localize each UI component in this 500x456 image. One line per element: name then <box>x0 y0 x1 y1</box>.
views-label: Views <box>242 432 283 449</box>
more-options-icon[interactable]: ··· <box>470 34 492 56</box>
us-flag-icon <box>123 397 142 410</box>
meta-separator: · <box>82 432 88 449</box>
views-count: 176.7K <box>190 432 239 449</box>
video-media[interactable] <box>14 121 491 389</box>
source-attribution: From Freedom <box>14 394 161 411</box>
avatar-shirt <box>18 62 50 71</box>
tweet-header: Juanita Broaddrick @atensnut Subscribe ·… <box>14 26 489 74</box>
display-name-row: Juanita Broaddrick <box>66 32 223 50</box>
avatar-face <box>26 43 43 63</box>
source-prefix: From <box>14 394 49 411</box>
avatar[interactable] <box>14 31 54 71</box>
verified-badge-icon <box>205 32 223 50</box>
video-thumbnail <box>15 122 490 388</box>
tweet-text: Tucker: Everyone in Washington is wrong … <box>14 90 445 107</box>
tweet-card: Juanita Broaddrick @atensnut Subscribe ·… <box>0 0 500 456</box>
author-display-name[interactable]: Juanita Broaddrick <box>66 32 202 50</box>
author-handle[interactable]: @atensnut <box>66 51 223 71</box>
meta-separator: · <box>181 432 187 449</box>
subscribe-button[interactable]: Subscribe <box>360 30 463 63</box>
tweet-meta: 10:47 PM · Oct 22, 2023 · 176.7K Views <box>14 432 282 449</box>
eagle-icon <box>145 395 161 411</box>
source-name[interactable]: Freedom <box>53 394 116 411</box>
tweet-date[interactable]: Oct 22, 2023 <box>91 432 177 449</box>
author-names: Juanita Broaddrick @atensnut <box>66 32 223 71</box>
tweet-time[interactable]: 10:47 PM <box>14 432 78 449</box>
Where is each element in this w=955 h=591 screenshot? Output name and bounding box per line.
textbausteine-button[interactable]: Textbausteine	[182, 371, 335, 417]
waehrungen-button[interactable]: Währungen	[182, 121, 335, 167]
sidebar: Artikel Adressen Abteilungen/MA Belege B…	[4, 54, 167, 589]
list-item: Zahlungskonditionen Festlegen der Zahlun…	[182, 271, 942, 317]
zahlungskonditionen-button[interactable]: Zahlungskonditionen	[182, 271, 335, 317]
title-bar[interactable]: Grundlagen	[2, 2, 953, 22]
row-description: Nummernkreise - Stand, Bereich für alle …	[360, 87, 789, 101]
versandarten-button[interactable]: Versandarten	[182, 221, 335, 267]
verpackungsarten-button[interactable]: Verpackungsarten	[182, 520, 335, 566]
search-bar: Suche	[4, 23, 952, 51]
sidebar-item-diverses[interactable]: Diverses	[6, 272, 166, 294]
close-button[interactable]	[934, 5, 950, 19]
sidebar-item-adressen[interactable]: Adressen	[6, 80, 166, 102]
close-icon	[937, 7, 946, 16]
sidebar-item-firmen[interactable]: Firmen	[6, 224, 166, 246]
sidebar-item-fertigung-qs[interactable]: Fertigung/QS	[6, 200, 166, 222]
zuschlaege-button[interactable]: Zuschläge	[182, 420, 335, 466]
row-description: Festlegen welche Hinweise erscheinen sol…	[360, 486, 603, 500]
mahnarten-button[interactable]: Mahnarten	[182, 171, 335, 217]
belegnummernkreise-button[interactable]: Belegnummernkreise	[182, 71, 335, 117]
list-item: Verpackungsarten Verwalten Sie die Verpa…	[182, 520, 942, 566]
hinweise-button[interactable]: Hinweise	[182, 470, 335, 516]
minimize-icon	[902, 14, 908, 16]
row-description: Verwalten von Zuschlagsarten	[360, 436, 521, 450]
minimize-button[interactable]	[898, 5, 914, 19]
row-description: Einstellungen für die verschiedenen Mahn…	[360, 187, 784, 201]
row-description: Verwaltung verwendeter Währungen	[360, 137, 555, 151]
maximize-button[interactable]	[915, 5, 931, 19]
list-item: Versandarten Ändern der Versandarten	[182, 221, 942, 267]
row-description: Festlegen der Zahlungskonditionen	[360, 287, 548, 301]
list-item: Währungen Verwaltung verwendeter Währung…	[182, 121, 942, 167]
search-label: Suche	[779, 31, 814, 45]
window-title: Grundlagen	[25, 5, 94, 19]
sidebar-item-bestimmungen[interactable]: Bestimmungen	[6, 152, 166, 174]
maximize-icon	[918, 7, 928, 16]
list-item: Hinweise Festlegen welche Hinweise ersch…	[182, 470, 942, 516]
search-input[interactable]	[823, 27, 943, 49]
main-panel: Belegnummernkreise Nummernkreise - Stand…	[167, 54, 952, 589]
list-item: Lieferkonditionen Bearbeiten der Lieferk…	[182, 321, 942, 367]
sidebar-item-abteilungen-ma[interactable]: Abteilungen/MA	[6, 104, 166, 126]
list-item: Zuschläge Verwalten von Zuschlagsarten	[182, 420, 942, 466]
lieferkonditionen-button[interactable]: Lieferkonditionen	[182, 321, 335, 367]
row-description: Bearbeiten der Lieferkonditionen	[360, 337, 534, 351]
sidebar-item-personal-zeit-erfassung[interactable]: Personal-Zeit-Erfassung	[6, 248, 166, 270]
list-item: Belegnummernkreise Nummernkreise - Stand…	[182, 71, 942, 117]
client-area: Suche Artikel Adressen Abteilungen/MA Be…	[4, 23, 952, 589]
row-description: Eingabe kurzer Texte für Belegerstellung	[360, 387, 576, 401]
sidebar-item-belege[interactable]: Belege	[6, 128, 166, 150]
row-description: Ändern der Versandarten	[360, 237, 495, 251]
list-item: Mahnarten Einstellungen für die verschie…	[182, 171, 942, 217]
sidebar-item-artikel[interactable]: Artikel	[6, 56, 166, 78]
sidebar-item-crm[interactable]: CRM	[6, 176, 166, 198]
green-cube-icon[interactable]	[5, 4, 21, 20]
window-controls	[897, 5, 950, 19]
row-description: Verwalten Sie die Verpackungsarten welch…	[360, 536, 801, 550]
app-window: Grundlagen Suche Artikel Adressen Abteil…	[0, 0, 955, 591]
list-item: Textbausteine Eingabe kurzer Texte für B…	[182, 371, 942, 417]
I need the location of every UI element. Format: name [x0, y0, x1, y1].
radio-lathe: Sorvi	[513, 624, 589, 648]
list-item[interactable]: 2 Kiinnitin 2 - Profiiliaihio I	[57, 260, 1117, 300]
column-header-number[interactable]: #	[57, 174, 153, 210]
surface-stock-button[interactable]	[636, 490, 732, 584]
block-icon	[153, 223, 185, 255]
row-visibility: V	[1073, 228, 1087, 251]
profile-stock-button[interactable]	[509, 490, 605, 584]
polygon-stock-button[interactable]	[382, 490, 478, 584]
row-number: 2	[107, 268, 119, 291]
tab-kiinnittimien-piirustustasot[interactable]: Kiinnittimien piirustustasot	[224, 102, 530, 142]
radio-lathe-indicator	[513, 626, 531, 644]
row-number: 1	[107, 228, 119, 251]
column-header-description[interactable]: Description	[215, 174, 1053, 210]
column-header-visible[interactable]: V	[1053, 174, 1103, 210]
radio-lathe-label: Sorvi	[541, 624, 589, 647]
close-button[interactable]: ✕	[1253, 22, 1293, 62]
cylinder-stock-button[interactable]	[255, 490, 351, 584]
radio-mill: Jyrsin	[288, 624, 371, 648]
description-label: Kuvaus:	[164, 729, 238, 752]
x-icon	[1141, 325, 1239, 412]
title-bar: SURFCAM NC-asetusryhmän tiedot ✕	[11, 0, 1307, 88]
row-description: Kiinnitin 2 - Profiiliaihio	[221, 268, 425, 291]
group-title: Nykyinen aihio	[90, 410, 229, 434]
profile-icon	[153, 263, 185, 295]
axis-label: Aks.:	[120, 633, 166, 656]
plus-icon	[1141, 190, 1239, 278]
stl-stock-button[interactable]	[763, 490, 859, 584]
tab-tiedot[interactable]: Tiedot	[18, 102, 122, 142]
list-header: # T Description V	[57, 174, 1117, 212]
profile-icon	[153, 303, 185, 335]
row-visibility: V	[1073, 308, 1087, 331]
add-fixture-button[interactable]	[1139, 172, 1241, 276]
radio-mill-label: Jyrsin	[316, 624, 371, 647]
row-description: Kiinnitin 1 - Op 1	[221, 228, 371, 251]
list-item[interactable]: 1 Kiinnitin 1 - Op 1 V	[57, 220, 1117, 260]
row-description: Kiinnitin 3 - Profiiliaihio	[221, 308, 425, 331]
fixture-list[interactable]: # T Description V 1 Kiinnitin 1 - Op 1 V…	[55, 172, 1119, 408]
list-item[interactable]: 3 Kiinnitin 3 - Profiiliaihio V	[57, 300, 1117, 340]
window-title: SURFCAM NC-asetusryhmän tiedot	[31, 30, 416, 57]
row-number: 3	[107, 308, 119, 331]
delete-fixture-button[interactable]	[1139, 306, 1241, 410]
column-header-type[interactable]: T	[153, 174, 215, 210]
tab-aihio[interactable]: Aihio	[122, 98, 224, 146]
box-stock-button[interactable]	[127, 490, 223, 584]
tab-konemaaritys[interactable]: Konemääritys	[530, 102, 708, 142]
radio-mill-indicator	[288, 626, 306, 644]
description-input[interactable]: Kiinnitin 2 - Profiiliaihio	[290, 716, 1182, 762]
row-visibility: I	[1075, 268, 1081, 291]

### [PROMPT]
Update the lines from the start of the items through the line containing "meta-separator: · <box>82 432 88 449</box>", both included, swapping "views-label" for "views-caption" and leaving everything else unchanged.

### [TASK RESPONSE]
localize each UI component in this 500x456 image. One line per element: name then <box>x0 y0 x1 y1</box>.
views-caption: Views <box>242 432 283 449</box>
more-options-icon[interactable]: ··· <box>470 34 492 56</box>
us-flag-icon <box>123 397 142 410</box>
meta-separator: · <box>82 432 88 449</box>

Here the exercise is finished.